What is asked: Can you quote the records below in full, word for word?
--- START The input ---
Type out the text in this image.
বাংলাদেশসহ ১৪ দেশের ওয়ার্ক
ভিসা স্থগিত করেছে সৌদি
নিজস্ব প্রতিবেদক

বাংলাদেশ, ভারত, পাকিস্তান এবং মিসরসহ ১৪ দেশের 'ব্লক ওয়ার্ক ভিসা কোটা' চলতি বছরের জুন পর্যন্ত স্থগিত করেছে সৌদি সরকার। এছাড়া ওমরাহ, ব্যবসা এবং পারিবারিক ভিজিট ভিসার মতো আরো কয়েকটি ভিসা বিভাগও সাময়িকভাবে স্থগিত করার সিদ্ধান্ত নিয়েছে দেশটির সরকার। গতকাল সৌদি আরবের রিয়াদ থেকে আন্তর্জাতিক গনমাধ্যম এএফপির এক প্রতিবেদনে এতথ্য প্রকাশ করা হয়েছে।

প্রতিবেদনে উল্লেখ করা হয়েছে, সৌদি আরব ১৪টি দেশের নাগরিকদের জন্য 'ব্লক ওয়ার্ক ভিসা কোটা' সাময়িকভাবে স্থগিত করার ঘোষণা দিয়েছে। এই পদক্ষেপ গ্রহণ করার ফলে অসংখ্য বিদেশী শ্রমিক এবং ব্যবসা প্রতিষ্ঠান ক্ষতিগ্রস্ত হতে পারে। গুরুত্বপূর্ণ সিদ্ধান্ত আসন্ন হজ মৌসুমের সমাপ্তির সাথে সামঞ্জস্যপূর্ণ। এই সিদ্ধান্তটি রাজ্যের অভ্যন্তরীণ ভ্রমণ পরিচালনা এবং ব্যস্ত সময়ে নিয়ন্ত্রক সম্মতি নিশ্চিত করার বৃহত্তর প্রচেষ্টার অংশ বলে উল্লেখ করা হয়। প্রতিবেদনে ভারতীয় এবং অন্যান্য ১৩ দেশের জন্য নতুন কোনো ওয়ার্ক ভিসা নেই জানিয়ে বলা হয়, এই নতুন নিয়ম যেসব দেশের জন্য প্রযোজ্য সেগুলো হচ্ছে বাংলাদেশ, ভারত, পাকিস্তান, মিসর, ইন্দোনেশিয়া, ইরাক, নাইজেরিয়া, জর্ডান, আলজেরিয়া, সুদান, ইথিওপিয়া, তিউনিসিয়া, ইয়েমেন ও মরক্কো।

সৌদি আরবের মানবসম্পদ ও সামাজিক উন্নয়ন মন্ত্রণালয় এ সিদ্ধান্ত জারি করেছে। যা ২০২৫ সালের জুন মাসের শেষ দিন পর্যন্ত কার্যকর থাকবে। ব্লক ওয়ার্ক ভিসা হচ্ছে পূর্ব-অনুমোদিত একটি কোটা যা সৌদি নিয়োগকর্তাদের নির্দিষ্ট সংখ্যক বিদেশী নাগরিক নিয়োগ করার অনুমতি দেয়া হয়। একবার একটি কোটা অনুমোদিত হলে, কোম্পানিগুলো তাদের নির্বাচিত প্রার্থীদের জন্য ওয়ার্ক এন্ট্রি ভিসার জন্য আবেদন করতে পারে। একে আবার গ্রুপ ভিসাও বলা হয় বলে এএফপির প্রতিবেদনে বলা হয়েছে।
--- END The input ---
Solution to the problem:
Type out the text in this image.
বাংলাদেশসহ ১৪ দেশের ওয়ার্ক
ভিসা স্থগিত করেছে সৌদি
নিজস্ব প্রতিবেদক

বাংলাদেশ, ভারত, পাকিস্তান এবং মিসরসহ ১৪ দেশের 'ব্লক ওয়ার্ক ভিসা কোটা' চলতি বছরের জুন পর্যন্ত স্থগিত করেছে সৌদি সরকার। এছাড়া ওমরাহ, ব্যবসা এবং পারিবারিক ভিজিট ভিসার মতো আরো কয়েকটি ভিসা বিভাগও সাময়িকভাবে স্থগিত করার সিদ্ধান্ত নিয়েছে দেশটির সরকার। গতকাল সৌদি আরবের রিয়াদ থেকে আন্তর্জাতিক গনমাধ্যম এএফপির এক প্রতিবেদনে এতথ্য প্রকাশ করা হয়েছে।

প্রতিবেদনে উল্লেখ করা হয়েছে, সৌদি আরব ১৪টি দেশের নাগরিকদের জন্য 'ব্লক ওয়ার্ক ভিসা কোটা' সাময়িকভাবে স্থগিত করার ঘোষণা দিয়েছে। এই পদক্ষেপ গ্রহণ করার ফলে অসংখ্য বিদেশী শ্রমিক এবং ব্যবসা প্রতিষ্ঠান ক্ষতিগ্রস্ত হতে পারে। গুরুত্বপূর্ণ সিদ্ধান্ত আসন্ন হজ মৌসুমের সমাপ্তির সাথে সামঞ্জস্যপূর্ণ। এই সিদ্ধান্তটি রাজ্যের অভ্যন্তরীণ ভ্রমণ পরিচালনা এবং ব্যস্ত সময়ে নিয়ন্ত্রক সম্মতি নিশ্চিত করার বৃহত্তর প্রচেষ্টার অংশ বলে উল্লেখ করা হয়। প্রতিবেদনে ভারতীয় এবং অন্যান্য ১৩ দেশের জন্য নতুন কোনো ওয়ার্ক ভিসা নেই জানিয়ে বলা হয়, এই নতুন নিয়ম যেসব দেশের জন্য প্রযোজ্য সেগুলো হচ্ছে বাংলাদেশ, ভারত, পাকিস্তান, মিসর, ইন্দোনেশিয়া, ইরাক, নাইজেরিয়া, জর্ডান, আলজেরিয়া, সুদান, ইথিওপিয়া, তিউনিসিয়া, ইয়েমেন ও মরক্কো।

সৌদি আরবের মানবসম্পদ ও সামাজিক উন্নয়ন মন্ত্রণালয় এ সিদ্ধান্ত জারি করেছে। যা ২০২৫ সালের জুন মাসের শেষ দিন পর্যন্ত কার্যকর থাকবে। ব্লক ওয়ার্ক ভিসা হচ্ছে পূর্ব-অনুমোদিত একটি কোটা যা সৌদি নিয়োগকর্তাদের নির্দিষ্ট সংখ্যক বিদেশী নাগরিক নিয়োগ করার অনুমতি দেয়া হয়। একবার একটি কোটা অনুমোদিত হলে, কোম্পানিগুলো তাদের নির্বাচিত প্রার্থীদের জন্য ওয়ার্ক এন্ট্রি ভিসার জন্য আবেদন করতে পারে। একে আবার গ্রুপ ভিসাও বলা হয় বলে এএফপির প্রতিবেদনে বলা হয়েছে।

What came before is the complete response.